Print each of the entries exactly, leaving nothing out.

Data items:

== == ==

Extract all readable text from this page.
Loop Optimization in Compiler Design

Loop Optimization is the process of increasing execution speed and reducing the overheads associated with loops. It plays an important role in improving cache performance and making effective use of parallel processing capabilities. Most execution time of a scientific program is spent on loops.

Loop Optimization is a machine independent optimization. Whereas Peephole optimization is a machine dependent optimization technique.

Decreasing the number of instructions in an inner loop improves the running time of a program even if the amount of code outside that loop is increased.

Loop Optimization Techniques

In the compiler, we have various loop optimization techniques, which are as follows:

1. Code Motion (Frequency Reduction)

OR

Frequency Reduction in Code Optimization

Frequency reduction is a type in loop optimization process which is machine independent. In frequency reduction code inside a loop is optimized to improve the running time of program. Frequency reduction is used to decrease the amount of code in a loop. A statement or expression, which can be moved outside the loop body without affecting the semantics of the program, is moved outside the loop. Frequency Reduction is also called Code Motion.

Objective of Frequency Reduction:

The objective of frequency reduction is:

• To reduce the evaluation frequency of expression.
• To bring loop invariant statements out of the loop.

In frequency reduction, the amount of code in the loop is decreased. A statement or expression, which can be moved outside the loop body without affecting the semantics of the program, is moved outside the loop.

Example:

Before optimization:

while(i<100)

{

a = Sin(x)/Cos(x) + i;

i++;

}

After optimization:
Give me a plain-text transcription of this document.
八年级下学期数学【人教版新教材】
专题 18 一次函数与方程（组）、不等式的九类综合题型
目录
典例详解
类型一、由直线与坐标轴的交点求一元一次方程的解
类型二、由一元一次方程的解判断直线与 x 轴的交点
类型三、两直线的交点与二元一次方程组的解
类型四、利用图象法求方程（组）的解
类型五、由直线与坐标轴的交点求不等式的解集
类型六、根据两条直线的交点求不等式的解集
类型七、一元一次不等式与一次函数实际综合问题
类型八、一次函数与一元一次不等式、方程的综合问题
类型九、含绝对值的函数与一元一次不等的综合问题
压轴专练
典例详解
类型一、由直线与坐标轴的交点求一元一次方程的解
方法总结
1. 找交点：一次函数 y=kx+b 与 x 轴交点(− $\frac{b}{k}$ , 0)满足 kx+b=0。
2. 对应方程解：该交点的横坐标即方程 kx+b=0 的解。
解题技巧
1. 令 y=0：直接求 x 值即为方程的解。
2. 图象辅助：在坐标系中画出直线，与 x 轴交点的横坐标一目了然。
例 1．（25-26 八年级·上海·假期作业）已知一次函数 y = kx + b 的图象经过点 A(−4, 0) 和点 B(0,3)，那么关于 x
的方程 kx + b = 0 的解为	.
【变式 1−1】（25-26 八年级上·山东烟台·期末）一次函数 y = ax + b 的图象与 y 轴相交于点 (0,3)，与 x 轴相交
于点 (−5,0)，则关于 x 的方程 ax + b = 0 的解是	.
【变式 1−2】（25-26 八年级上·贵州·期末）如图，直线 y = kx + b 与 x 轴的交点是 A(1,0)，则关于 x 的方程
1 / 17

== == ==

**RESPONSE TO THIS EXERCISE:**
Extract all readable text from this page.
Loop Optimization in Compiler Design

Loop Optimization is the process of increasing execution speed and reducing the overheads associated with loops. It plays an important role in improving cache performance and making effective use of parallel processing capabilities. Most execution time of a scientific program is spent on loops.

Loop Optimization is a machine independent optimization. Whereas Peephole optimization is a machine dependent optimization technique.

Decreasing the number of instructions in an inner loop improves the running time of a program even if the amount of code outside that loop is increased.

Loop Optimization Techniques

In the compiler, we have various loop optimization techniques, which are as follows:

1. Code Motion (Frequency Reduction)

OR

Frequency Reduction in Code Optimization

Frequency reduction is a type in loop optimization process which is machine independent. In frequency reduction code inside a loop is optimized to improve the running time of program. Frequency reduction is used to decrease the amount of code in a loop. A statement or expression, which can be moved outside the loop body without affecting the semantics of the program, is moved outside the loop. Frequency Reduction is also called Code Motion.

Objective of Frequency Reduction:

The objective of frequency reduction is:

• To reduce the evaluation frequency of expression.
• To bring loop invariant statements out of the loop.

In frequency reduction, the amount of code in the loop is decreased. A statement or expression, which can be moved outside the loop body without affecting the semantics of the program, is moved outside the loop.

Example:

Before optimization:

while(i<100)

{

a = Sin(x)/Cos(x) + i;

i++;

}

After optimization:
Give me a plain-text transcription of this document.
八年级下学期数学【人教版新教材】
专题 18 一次函数与方程（组）、不等式的九类综合题型
目录
典例详解
类型一、由直线与坐标轴的交点求一元一次方程的解
类型二、由一元一次方程的解判断直线与 x 轴的交点
类型三、两直线的交点与二元一次方程组的解
类型四、利用图象法求方程（组）的解
类型五、由直线与坐标轴的交点求不等式的解集
类型六、根据两条直线的交点求不等式的解集
类型七、一元一次不等式与一次函数实际综合问题
类型八、一次函数与一元一次不等式、方程的综合问题
类型九、含绝对值的函数与一元一次不等的综合问题
压轴专练
典例详解
类型一、由直线与坐标轴的交点求一元一次方程的解
方法总结
1. 找交点：一次函数 y=kx+b 与 x 轴交点(− $\frac{b}{k}$ , 0)满足 kx+b=0。
2. 对应方程解：该交点的横坐标即方程 kx+b=0 的解。
解题技巧
1. 令 y=0：直接求 x 值即为方程的解。
2. 图象辅助：在坐标系中画出直线，与 x 轴交点的横坐标一目了然。
例 1．（25-26 八年级·上海·假期作业）已知一次函数 y = kx + b 的图象经过点 A(−4, 0) 和点 B(0,3)，那么关于 x
的方程 kx + b = 0 的解为	.
【变式 1−1】（25-26 八年级上·山东烟台·期末）一次函数 y = ax + b 的图象与 y 轴相交于点 (0,3)，与 x 轴相交
于点 (−5,0)，则关于 x 的方程 ax + b = 0 的解是	.
【变式 1−2】（25-26 八年级上·贵州·期末）如图，直线 y = kx + b 与 x 轴的交点是 A(1,0)，则关于 x 的方程
1 / 17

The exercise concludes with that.